Copy nothing but the text: reproduce each line of the listing exactly and leave the pictures out.

[Data entries]
::::::::
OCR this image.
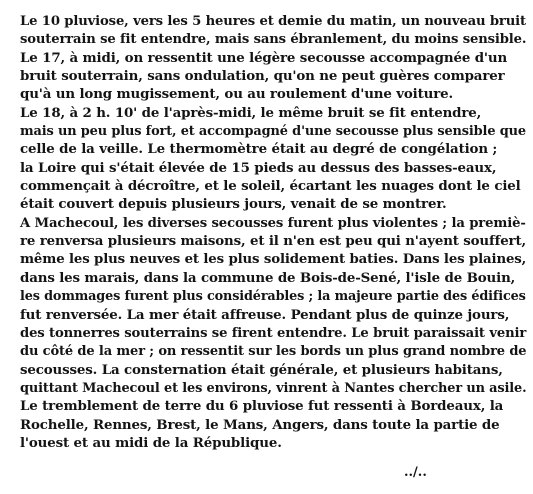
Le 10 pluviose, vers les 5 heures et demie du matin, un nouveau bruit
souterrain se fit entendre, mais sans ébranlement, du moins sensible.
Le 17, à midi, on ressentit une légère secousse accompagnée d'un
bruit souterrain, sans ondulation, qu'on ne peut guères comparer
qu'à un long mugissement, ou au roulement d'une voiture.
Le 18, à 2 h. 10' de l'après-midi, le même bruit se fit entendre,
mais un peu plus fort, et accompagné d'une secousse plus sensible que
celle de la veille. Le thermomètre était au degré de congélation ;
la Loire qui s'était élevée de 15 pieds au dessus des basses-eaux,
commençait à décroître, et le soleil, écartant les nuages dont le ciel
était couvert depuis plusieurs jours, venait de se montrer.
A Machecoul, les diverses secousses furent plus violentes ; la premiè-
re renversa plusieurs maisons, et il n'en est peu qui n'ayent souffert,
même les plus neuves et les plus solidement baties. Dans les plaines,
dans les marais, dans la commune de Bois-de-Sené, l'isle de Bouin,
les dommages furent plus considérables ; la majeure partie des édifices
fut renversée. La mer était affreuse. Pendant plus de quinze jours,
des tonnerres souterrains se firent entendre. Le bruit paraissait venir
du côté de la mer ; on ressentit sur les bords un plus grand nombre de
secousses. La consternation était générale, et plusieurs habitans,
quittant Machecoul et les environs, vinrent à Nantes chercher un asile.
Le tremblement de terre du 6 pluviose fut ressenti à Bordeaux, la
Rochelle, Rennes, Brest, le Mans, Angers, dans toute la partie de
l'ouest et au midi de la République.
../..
::::::::
_Task result_
OCR this image.
Le 10 pluviose, vers les 5 heures et demie du matin, un nouveau bruit
souterrain se fit entendre, mais sans ébranlement, du moins sensible.
Le 17, à midi, on ressentit une légère secousse accompagnée d'un
bruit souterrain, sans ondulation, qu'on ne peut guères comparer
qu'à un long mugissement, ou au roulement d'une voiture.
Le 18, à 2 h. 10' de l'après-midi, le même bruit se fit entendre,
mais un peu plus fort, et accompagné d'une secousse plus sensible que
celle de la veille. Le thermomètre était au degré de congélation ;
la Loire qui s'était élevée de 15 pieds au dessus des basses-eaux,
commençait à décroître, et le soleil, écartant les nuages dont le ciel
était couvert depuis plusieurs jours, venait de se montrer.
A Machecoul, les diverses secousses furent plus violentes ; la premiè-
re renversa plusieurs maisons, et il n'en est peu qui n'ayent souffert,
même les plus neuves et les plus solidement baties. Dans les plaines,
dans les marais, dans la commune de Bois-de-Sené, l'isle de Bouin,
les dommages furent plus considérables ; la majeure partie des édifices
fut renversée. La mer était affreuse. Pendant plus de quinze jours,
des tonnerres souterrains se firent entendre. Le bruit paraissait venir
du côté de la mer ; on ressentit sur les bords un plus grand nombre de
secousses. La consternation était générale, et plusieurs habitans,
quittant Machecoul et les environs, vinrent à Nantes chercher un asile.
Le tremblement de terre du 6 pluviose fut ressenti à Bordeaux, la
Rochelle, Rennes, Brest, le Mans, Angers, dans toute la partie de
l'ouest et au midi de la République.
../..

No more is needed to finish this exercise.